SHORT TASK —
Output all the material that follows, exactly as given.
BEGIN RECORDS FOR THIS TASK
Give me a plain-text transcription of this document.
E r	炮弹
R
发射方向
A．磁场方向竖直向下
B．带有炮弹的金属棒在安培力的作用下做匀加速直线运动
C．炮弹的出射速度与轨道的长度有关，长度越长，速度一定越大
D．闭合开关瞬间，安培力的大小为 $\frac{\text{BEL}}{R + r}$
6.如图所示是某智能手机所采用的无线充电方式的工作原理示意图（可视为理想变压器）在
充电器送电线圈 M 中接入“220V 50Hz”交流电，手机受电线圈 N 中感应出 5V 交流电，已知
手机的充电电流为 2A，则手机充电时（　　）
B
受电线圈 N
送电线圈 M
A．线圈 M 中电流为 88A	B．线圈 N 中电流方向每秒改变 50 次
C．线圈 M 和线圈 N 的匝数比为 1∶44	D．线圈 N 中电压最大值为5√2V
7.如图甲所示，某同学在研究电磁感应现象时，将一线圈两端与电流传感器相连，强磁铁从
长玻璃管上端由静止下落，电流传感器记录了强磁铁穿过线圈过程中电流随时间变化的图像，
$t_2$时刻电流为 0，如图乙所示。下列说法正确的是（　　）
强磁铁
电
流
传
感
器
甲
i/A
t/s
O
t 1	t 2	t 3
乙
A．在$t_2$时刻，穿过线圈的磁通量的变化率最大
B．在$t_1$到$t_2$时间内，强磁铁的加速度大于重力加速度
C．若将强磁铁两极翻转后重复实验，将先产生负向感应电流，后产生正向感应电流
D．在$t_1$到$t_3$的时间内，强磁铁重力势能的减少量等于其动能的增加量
END RECORDS FOR THIS TASK
TASK RESPONSE —
Give me a plain-text transcription of this document.
E r	炮弹
R
发射方向
A．磁场方向竖直向下
B．带有炮弹的金属棒在安培力的作用下做匀加速直线运动
C．炮弹的出射速度与轨道的长度有关，长度越长，速度一定越大
D．闭合开关瞬间，安培力的大小为 $\frac{\text{BEL}}{R + r}$
6.如图所示是某智能手机所采用的无线充电方式的工作原理示意图（可视为理想变压器）在
充电器送电线圈 M 中接入“220V 50Hz”交流电，手机受电线圈 N 中感应出 5V 交流电，已知
手机的充电电流为 2A，则手机充电时（　　）
B
受电线圈 N
送电线圈 M
A．线圈 M 中电流为 88A	B．线圈 N 中电流方向每秒改变 50 次
C．线圈 M 和线圈 N 的匝数比为 1∶44	D．线圈 N 中电压最大值为5√2V
7.如图甲所示，某同学在研究电磁感应现象时，将一线圈两端与电流传感器相连，强磁铁从
长玻璃管上端由静止下落，电流传感器记录了强磁铁穿过线圈过程中电流随时间变化的图像，
$t_2$时刻电流为 0，如图乙所示。下列说法正确的是（　　）
强磁铁
电
流
传
感
器
甲
i/A
t/s
O
t 1	t 2	t 3
乙
A．在$t_2$时刻，穿过线圈的磁通量的变化率最大
B．在$t_1$到$t_2$时间内，强磁铁的加速度大于重力加速度
C．若将强磁铁两极翻转后重复实验，将先产生负向感应电流，后产生正向感应电流
D．在$t_1$到$t_3$的时间内，强磁铁重力势能的减少量等于其动能的增加量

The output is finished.